• [Consigne A]: Modifiez les enregistrements depuis leur début jusqu'à la ligne qui contient « map-label-ego: EGO <box>695 116 715 126</box> », celle-ci comprise. Remplacez « drag-handle-icon » par « grip-icon » et recopiez tout le reste sans changement.

• [Texte cité]:
:::::

Voici en texte et en audio l’intégralité de l’interview, dans laquelle Richard Kelly parle (et spoile) de The Box mais aussi de ses autres films, des gros studios et de Patrick Swayze.
Pourquoi le film se passe dans les années 70 ? Donnie Darko se passe dans les années 80 et Southland Tales dans un futur imparfait. Il y avait une raison particulière à ce choix ?
L’histoire a été écrite dans les années 70 avec la réalité culturelle des 70s. Maintenant, avec le numérique, les réseaux sociaux, on sait où se trouve les gens en permanence.
Il me semble donc que l’histoire est plus authentique si elle se passe à l’époque où elle a été écrite. Les gens n’y ont qu’un seul téléphone à la maison par exemple, ne sont pas dans le monde numérique de maintenant, ils étaient moins connectés.
Et puis en 1976 il y a eu l’histoire des sondes Viking envoyée par la NASA (http://fr.wikipedia.org/wiki/Programme_Viking). Je voulais que le film croise un événement historique.
Pendant l’écriture, avez-vous pensé à la situation économique actuelle des USA ? Le film évoque la cupidité…
Il y a un peu de ça, quand les gens découvrent qu’ils vivent au dessus de leurs moyens… Arthur et Norma vivent un peu ce genre d’expériences, ils dépensent trop. Lui anticipe sa promotion, finit par ne pas l’avoir mais a déjà trop dépense notamment pour son fils à l’école. Ils ont des problèmes financiers. Et de plus en plus de gens sont maintenant dans cette situation.
Quand j’ai écrit le script, je n’ai pas anticipé cette situation. Mais dans un sens, ca ressemble au présent, oui. Les gens maintenant vivent au dessus de leurs moyens aussi avec des trucs comme les cartes de crédits.
Est ce que vous avez eu des contacts avec Richard Matheson [qui a écrit le livre] ? A-t-il lu le script ?
Je ne l’ai jamais rencontré. Je sais qu’il vit à Santa Barbara. On a eu une interview de lui pour le DVD. C’était cool d’entendre ses commentaires. J’aimerai beaucoup le rencontrer.
Son entourage a été très sympa de me donner les moyens de faire le film. C’est un grand monsieur, un gentleman.
Qui est exactement Monsieur Steward ? Dieu ? Le Mal ?
Je ne pense pas qu’il soit le Mal. C’est juste l’employé réticent d’une intelligence supérieure. Il a été envoyé sur Terre pour faire un job pourri. C’est juste un mec qui vient réparer les dégats, donner des conseils.

:::::

• [Données fournies]:
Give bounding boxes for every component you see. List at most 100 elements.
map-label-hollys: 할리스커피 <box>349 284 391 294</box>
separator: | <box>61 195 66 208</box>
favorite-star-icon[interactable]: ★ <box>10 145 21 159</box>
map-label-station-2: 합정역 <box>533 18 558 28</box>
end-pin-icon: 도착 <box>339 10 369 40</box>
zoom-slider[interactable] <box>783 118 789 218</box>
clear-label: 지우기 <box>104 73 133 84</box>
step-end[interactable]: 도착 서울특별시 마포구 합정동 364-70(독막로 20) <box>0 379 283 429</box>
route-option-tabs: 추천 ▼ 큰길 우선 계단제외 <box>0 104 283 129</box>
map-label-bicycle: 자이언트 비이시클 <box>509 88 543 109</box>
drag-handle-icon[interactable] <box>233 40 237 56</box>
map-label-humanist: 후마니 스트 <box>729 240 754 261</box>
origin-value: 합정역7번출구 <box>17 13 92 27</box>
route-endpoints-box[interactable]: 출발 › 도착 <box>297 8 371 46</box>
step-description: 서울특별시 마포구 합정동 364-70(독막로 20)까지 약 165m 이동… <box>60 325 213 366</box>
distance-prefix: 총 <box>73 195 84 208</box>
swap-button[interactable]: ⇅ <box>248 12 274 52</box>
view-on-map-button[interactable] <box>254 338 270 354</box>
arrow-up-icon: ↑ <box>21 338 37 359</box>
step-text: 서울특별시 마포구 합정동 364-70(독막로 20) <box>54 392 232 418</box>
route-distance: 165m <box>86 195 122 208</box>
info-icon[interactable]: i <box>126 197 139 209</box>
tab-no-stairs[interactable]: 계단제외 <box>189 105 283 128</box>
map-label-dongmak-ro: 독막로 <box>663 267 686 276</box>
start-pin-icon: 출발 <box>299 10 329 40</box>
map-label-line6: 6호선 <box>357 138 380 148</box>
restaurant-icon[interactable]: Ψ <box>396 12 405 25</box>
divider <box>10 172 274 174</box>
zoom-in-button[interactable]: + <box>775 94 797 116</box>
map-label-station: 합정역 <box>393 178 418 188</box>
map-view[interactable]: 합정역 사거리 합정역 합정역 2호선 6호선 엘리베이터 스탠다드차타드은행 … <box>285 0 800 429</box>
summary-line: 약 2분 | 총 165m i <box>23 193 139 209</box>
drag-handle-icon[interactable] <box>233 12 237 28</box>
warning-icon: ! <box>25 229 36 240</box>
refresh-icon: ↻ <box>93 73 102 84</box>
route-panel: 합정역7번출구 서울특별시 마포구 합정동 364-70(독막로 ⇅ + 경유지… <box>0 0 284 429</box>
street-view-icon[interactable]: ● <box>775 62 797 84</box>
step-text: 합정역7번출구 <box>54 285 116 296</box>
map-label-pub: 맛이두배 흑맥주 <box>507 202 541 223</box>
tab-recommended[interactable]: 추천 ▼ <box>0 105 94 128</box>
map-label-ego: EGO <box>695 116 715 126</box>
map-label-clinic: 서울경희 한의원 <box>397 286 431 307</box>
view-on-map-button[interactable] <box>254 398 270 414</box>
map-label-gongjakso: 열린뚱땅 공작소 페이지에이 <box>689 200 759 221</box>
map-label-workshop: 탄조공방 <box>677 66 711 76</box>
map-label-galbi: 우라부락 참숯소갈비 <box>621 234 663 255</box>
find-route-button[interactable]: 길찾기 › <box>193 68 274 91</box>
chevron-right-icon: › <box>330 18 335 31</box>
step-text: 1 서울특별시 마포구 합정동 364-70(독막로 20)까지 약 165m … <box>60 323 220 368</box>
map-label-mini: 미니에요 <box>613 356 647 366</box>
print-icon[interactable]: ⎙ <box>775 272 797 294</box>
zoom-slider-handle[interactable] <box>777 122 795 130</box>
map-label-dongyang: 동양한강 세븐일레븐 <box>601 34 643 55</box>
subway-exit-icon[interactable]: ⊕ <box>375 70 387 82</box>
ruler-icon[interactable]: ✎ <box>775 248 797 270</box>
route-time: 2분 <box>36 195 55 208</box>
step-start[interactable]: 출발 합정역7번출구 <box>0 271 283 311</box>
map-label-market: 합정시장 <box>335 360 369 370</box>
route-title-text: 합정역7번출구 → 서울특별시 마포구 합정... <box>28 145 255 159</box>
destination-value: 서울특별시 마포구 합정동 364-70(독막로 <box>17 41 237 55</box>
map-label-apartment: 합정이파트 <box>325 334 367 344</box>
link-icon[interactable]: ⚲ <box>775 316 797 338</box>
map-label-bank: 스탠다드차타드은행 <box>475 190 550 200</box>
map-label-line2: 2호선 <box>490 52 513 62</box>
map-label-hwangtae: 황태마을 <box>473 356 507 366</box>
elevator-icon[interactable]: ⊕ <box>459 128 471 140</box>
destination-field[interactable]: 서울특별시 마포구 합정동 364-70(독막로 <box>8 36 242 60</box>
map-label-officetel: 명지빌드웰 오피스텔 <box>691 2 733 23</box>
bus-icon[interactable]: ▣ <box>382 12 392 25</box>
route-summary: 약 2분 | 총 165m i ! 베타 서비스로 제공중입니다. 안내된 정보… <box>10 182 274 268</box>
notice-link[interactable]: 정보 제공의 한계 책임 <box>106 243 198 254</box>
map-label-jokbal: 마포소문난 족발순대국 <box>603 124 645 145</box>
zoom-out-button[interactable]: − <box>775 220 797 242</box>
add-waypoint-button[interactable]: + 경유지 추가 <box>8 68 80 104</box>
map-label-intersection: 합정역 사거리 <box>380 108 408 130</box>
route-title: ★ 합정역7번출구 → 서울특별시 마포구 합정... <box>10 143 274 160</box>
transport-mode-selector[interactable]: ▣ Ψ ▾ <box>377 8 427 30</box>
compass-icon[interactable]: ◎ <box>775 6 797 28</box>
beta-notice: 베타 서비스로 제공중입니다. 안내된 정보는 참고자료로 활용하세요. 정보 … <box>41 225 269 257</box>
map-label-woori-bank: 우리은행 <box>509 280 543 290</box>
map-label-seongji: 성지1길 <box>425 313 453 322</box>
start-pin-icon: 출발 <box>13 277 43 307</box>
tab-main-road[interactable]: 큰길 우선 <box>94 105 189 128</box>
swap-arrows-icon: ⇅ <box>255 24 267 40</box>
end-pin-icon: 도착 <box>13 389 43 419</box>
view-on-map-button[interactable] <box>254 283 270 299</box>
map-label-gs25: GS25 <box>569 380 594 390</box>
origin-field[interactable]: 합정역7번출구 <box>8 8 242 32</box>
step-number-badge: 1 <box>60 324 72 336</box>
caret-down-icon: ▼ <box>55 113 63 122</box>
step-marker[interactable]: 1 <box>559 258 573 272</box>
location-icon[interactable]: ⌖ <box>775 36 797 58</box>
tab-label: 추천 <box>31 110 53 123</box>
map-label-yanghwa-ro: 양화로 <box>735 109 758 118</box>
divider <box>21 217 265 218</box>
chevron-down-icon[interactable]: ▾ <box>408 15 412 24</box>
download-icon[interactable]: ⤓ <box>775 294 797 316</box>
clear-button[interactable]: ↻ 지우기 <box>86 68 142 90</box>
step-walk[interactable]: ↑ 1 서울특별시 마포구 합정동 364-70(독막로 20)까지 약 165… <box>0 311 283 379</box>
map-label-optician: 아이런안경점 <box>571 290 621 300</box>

:::::

• [Consigne B]: Reprenez l'interview de Richard Kelly sur The Box là où elle s'interrompt.

• [Corrigé A]:
Give bounding boxes for every component you see. List at most 100 elements.
map-label-hollys: 할리스커피 <box>349 284 391 294</box>
separator: | <box>61 195 66 208</box>
favorite-star-icon[interactable]: ★ <box>10 145 21 159</box>
map-label-station-2: 합정역 <box>533 18 558 28</box>
end-pin-icon: 도착 <box>339 10 369 40</box>
zoom-slider[interactable] <box>783 118 789 218</box>
clear-label: 지우기 <box>104 73 133 84</box>
step-end[interactable]: 도착 서울특별시 마포구 합정동 364-70(독막로 20) <box>0 379 283 429</box>
route-option-tabs: 추천 ▼ 큰길 우선 계단제외 <box>0 104 283 129</box>
map-label-bicycle: 자이언트 비이시클 <box>509 88 543 109</box>
grip-icon[interactable] <box>233 40 237 56</box>
map-label-humanist: 후마니 스트 <box>729 240 754 261</box>
origin-value: 합정역7번출구 <box>17 13 92 27</box>
route-endpoints-box[interactable]: 출발 › 도착 <box>297 8 371 46</box>
step-description: 서울특별시 마포구 합정동 364-70(독막로 20)까지 약 165m 이동… <box>60 325 213 366</box>
distance-prefix: 총 <box>73 195 84 208</box>
swap-button[interactable]: ⇅ <box>248 12 274 52</box>
view-on-map-button[interactable] <box>254 338 270 354</box>
arrow-up-icon: ↑ <box>21 338 37 359</box>
step-text: 서울특별시 마포구 합정동 364-70(독막로 20) <box>54 392 232 418</box>
route-distance: 165m <box>86 195 122 208</box>
info-icon[interactable]: i <box>126 197 139 209</box>
tab-no-stairs[interactable]: 계단제외 <box>189 105 283 128</box>
map-label-dongmak-ro: 독막로 <box>663 267 686 276</box>
start-pin-icon: 출발 <box>299 10 329 40</box>
map-label-line6: 6호선 <box>357 138 380 148</box>
restaurant-icon[interactable]: Ψ <box>396 12 405 25</box>
divider <box>10 172 274 174</box>
zoom-in-button[interactable]: + <box>775 94 797 116</box>
map-label-station: 합정역 <box>393 178 418 188</box>
map-view[interactable]: 합정역 사거리 합정역 합정역 2호선 6호선 엘리베이터 스탠다드차타드은행 … <box>285 0 800 429</box>
summary-line: 약 2분 | 총 165m i <box>23 193 139 209</box>
grip-icon[interactable] <box>233 12 237 28</box>
warning-icon: ! <box>25 229 36 240</box>
refresh-icon: ↻ <box>93 73 102 84</box>
route-panel: 합정역7번출구 서울특별시 마포구 합정동 364-70(독막로 ⇅ + 경유지… <box>0 0 284 429</box>
street-view-icon[interactable]: ● <box>775 62 797 84</box>
step-text: 합정역7번출구 <box>54 285 116 296</box>
map-label-pub: 맛이두배 흑맥주 <box>507 202 541 223</box>
tab-recommended[interactable]: 추천 ▼ <box>0 105 94 128</box>
map-label-ego: EGO <box>695 116 715 126</box>

• [Corrigé B]:
C’est un peu comme ces employés du gouvernement qui sont payés à délivrer de mauvaises nouvelles. Il serait mieux chez lui à faire autre mais il est coincé là dans ce corps pour un moment sur Terre.
Dans l’histoire d’origine, Arthur meurt dans un accident de métro. Pourquoi avez-vous changé la fin ?
En fait, je voulais voir leur réaction, je voulais savoir ce qui allait se passer pour Arthur et Norma sachant qu’ils étaient les suivants et allaient être reprogrammés. Ils deviennent comme des détectives mais qui veulent se sauver eux-même. Je voulais voir ça.
Comment avez-vous imaginé le maquillage de Frank Langella ? Ca ne devait pas être évident pour un acteur de jouer avec cet effet spécial sur le visage.
Il a trois maquillages différents sur le visage. Frank a plutot aimé ça, ça lui donnait quelque chose pour travailler. Ca prenait quand même beaucoup de temps pour faire tout ça.
Ca rend sa voix un peu différente aussi.
Frank voulait la jouer à la fois charmant et mélancolique. Il voulait sous-jouer un peu à cause du maquillage et de l’effet que ça aurait. Il voulait être un mec avec un job compliqué, pas forcément un super méchant.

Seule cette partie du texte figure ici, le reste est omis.